_Supplied entries_
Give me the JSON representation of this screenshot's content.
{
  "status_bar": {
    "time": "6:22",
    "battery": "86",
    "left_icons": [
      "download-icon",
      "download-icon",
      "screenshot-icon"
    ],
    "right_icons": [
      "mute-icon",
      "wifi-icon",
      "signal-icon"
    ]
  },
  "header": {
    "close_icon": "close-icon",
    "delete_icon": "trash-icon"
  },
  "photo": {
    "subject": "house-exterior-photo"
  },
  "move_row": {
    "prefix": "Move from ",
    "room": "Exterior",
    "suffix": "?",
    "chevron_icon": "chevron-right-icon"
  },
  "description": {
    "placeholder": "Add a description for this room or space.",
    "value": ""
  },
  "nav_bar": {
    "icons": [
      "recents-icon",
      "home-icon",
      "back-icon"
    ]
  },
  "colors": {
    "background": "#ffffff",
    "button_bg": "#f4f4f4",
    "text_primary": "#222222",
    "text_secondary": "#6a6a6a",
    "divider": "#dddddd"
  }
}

_What you should do_
Each of the records should be retyped exactly.

_Written response_
Give me the JSON representation of this screenshot's content.
{
  "status_bar": {
    "time": "6:22",
    "battery": "86",
    "left_icons": [
      "download-icon",
      "download-icon",
      "screenshot-icon"
    ],
    "right_icons": [
      "mute-icon",
      "wifi-icon",
      "signal-icon"
    ]
  },
  "header": {
    "close_icon": "close-icon",
    "delete_icon": "trash-icon"
  },
  "photo": {
    "subject": "house-exterior-photo"
  },
  "move_row": {
    "prefix": "Move from ",
    "room": "Exterior",
    "suffix": "?",
    "chevron_icon": "chevron-right-icon"
  },
  "description": {
    "placeholder": "Add a description for this room or space.",
    "value": ""
  },
  "nav_bar": {
    "icons": [
      "recents-icon",
      "home-icon",
      "back-icon"
    ]
  },
  "colors": {
    "background": "#ffffff",
    "button_bg": "#f4f4f4",
    "text_primary": "#222222",
    "text_secondary": "#6a6a6a",
    "divider": "#dddddd"
  }
}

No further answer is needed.